GIVEN INSTRUCTION >> In the post about the Rome and the Gauls campaign, what does the winner of a battle gain for the next game?

GIVEN TEXT >>
═══
Ancient Warfare magazine

Monday, April 6, 2015

DBA Campaign II: Rome and the Gauls! (Part I)

Another campaign has begun! This time  we decided to have a go with my newest addition to my collection - the Gauls (II/II)! Going against them will be my favored Polybian Romans (II/33).

Besides trying out a new army, we decided to give some of our newest additions to our own campaign rules a try. So far I am quite happy with the basics of the whole system (very simple). This time around we are testing some new ideas - that of some post battle random events. Basically, the loser of a battle gets to roll on a small table to gain some advantage over the enemy (things like swiping the enemy battle plans, poisoning the enemy general, or even causing enemy allies to be a bit reluctant to fight, etc.). Little things really, but interesting none the less. The winner of the battle gains a simple "laurel of Victory" (as I call it at the moment) which allows him to re-roll any single combat or pip roll once in the next game. Again, simple.

The campaign itself is a five battle mini-campaign. Campaign victory points are gained for winning battles, sacking camps, getting a decisive victory in a battle, or winning a victory against the odds. Things like that. The side that has the most victory points at the end of five battles wins a victory (the level of victory will determine how well a side has won, or even if the campaign was so close that another sixth battle will need to be played!). However, a side winning three battles in a row automatically wins the campaign. So a campaign can last anywhere from three to six battles.

Battle One: The Sword is Drawn!

The Romans

My army was pretty standard for me. I like to have lots of blades, although having the allied (aux) elements is real handy as you can have a little tactical variety in your army by including them.

1 x General (3Cv)
1 x Equites (3Cv)
5 x Hastatis/Principes (4Bd)
2 x Triari (4Sp)
2 x Velites (2Ps)
1 x Allies (3Aux)

The Gauls

This army was new for us in DBA. It has quite a few hard hitting warriors (4Wb) along with a couple warriors that were "fast" warband types - again, hard hitting but a bit more mobile. Having the advantage in cavalry would also be of some benefit over the Romans - one would think. Mobility was a key for this army if they were going to have success against my Romans.
1 x General (3Cv)
2 x Cavalry (3Cv)
═══
SOURCE EXCERPT >>
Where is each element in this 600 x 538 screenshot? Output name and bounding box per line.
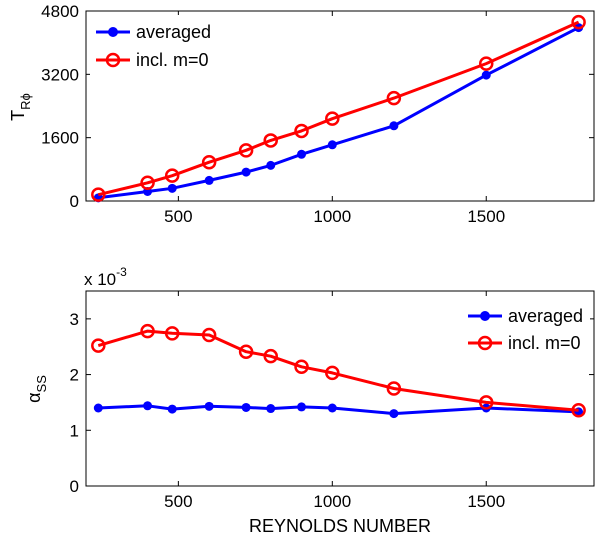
═══
FULL OUTPUT >> A "laurel of Victory," which lets the winner re-roll any single combat or pip roll once in the next game.